# [Problem statement]
Identify each line below containing the string "настила" and copy it.

+++

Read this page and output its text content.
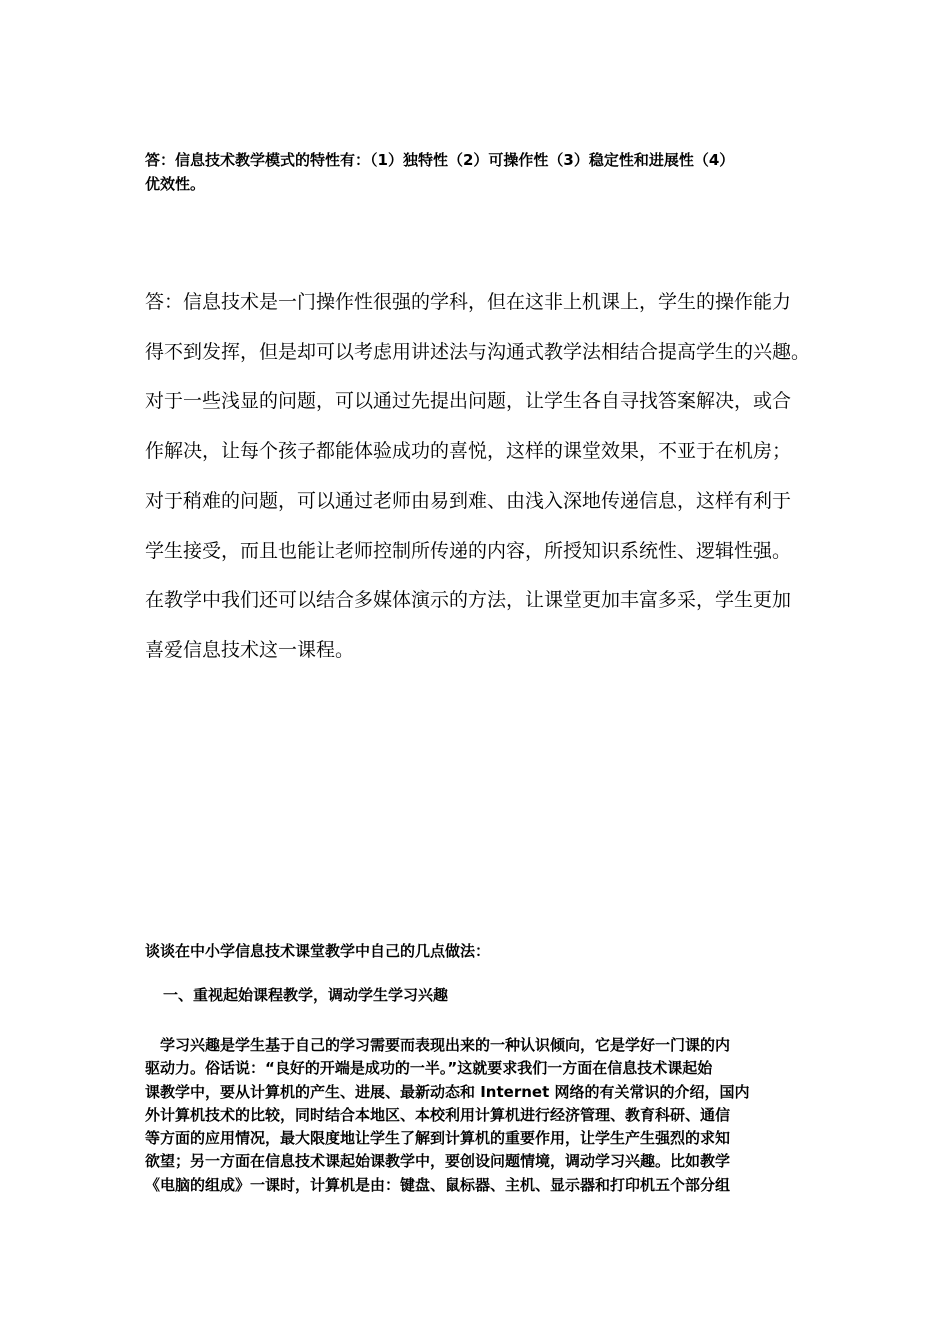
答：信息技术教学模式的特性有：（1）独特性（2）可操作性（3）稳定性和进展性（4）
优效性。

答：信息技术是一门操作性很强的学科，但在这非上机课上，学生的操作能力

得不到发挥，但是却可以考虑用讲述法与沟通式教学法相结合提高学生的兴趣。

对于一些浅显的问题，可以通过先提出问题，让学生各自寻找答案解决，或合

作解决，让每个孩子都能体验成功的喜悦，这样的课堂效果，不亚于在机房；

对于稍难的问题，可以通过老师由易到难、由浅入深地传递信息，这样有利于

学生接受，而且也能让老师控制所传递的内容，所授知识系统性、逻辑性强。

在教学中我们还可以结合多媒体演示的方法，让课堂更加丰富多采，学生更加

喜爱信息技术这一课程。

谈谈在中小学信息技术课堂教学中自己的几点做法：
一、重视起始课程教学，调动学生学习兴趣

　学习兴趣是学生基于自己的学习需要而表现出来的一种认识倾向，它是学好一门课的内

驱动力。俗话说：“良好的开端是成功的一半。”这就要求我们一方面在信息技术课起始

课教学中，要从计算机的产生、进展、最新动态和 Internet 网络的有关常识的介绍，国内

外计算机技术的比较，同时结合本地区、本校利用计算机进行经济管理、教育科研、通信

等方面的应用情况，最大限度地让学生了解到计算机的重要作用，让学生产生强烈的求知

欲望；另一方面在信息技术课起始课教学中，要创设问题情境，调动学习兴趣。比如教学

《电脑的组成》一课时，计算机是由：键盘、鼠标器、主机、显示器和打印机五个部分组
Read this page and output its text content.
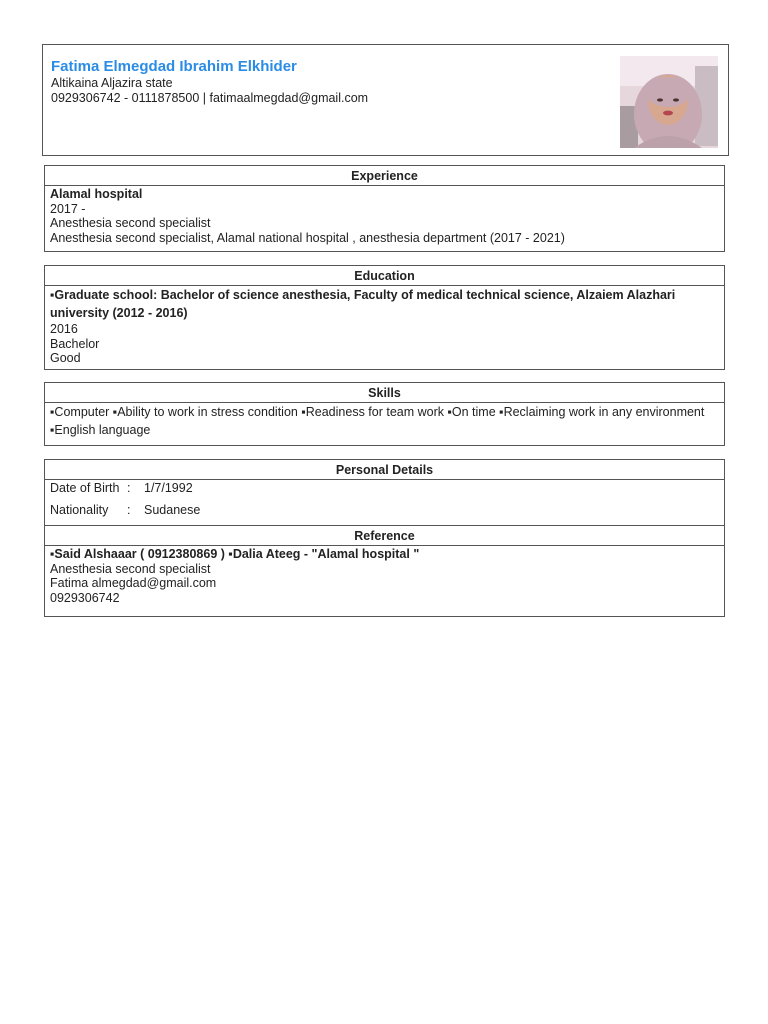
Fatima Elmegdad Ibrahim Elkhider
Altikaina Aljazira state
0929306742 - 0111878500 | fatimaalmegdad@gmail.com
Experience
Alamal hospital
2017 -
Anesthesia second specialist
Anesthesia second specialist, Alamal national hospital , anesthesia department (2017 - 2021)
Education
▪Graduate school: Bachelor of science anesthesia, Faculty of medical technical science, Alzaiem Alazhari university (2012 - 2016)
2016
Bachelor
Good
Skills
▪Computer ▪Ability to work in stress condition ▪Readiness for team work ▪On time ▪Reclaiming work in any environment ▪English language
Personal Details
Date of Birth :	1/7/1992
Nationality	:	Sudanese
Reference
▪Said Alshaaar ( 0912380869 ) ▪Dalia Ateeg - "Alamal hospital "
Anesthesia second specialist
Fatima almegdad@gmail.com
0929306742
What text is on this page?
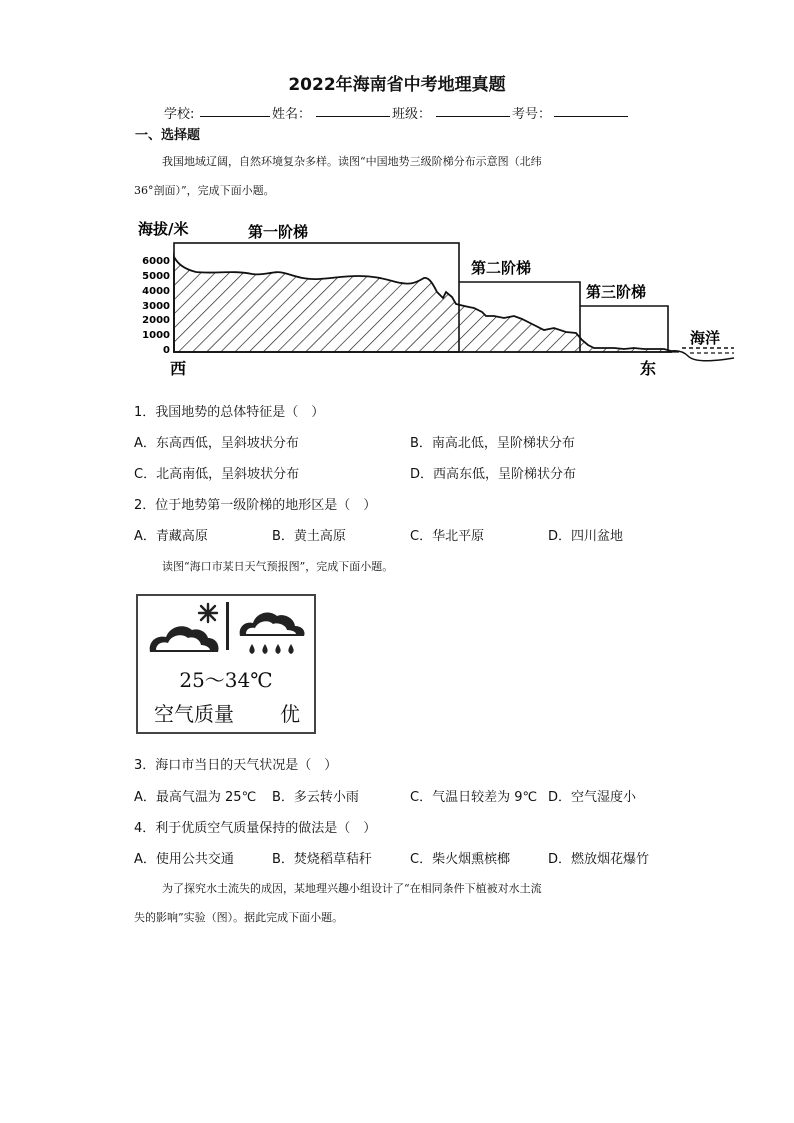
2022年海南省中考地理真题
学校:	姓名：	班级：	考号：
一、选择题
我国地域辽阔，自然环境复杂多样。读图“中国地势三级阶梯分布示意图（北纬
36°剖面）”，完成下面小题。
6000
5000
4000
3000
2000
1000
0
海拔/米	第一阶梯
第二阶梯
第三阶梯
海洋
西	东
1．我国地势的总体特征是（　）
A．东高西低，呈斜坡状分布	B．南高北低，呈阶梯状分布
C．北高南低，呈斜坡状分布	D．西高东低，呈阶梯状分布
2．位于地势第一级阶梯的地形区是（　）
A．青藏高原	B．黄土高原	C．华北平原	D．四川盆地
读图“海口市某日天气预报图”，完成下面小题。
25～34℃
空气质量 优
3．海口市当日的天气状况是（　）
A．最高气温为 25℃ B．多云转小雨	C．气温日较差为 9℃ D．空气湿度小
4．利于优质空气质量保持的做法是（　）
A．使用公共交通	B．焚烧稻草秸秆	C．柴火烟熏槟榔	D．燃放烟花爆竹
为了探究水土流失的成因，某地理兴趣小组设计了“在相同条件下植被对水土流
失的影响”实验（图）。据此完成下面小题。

+++

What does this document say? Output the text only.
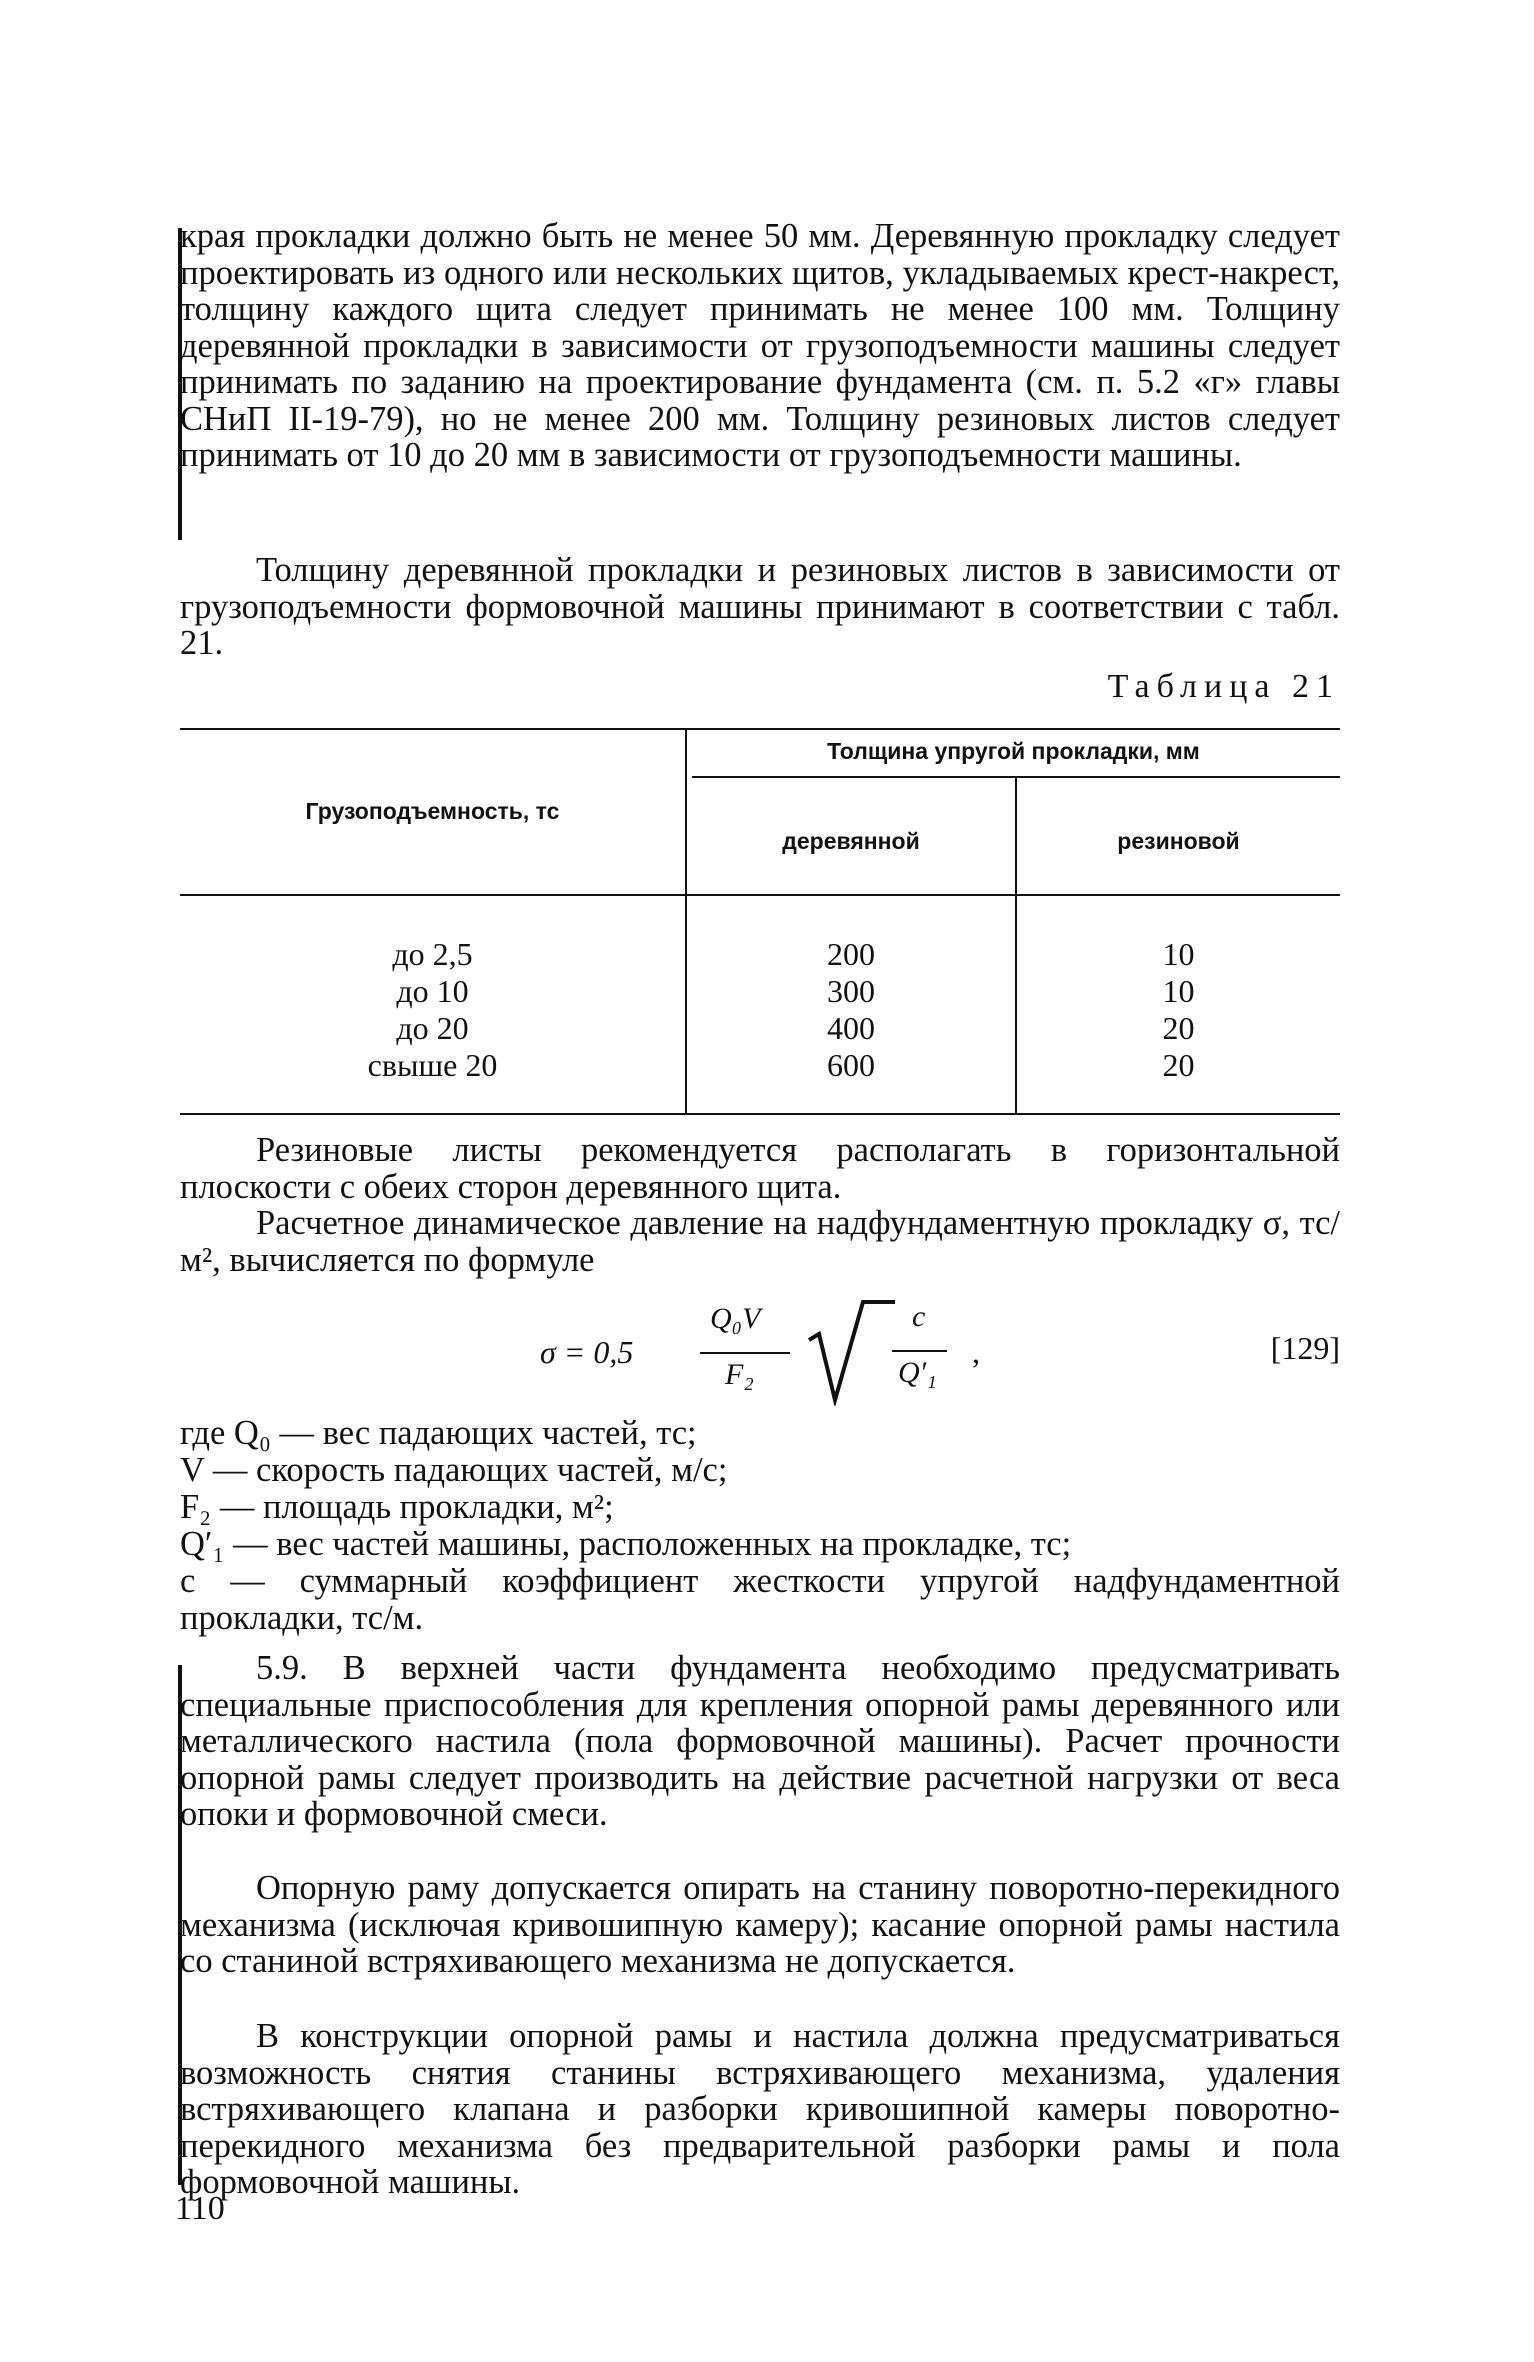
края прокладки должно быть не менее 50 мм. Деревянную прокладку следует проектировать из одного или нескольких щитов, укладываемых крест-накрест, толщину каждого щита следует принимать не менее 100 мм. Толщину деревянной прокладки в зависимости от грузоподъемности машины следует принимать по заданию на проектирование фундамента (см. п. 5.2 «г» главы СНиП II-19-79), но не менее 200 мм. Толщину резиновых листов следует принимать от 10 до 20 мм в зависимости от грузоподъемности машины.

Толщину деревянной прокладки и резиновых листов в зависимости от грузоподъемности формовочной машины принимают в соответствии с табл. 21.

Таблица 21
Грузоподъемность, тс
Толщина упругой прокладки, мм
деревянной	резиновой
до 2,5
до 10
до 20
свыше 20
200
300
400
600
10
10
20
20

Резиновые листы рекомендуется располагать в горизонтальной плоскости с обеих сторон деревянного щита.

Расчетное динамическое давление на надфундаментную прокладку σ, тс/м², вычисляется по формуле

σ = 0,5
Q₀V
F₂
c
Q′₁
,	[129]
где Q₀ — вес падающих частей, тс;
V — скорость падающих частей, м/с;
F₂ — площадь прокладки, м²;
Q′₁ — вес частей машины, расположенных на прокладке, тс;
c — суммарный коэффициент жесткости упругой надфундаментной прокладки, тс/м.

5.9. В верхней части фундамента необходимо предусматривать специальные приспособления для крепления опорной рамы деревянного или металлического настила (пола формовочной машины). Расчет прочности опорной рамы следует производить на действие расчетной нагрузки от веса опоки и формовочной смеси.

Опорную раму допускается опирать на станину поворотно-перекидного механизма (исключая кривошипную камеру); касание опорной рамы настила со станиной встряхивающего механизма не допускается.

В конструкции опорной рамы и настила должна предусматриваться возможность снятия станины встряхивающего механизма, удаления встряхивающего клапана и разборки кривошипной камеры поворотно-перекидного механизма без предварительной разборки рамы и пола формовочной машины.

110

+++

# [Reply]
5.9. В верхней части фундамента необходимо предусматривать специальные приспособления для крепления опорной рамы деревянного или металлического настила (пола формовочной машины). Расчет прочности опорной рамы следует производить на действие расчетной нагрузки от веса опоки и формовочной смеси.
Опорную раму допускается опирать на станину поворотно-перекидного механизма (исключая кривошипную камеру); касание опорной рамы настила со станиной встряхивающего механизма не допускается.
В конструкции опорной рамы и настила должна предусматриваться возможность снятия станины встряхивающего механизма, удаления встряхивающего клапана и разборки кривошипной камеры поворотно-перекидного механизма без предварительной разборки рамы и пола формовочной машины.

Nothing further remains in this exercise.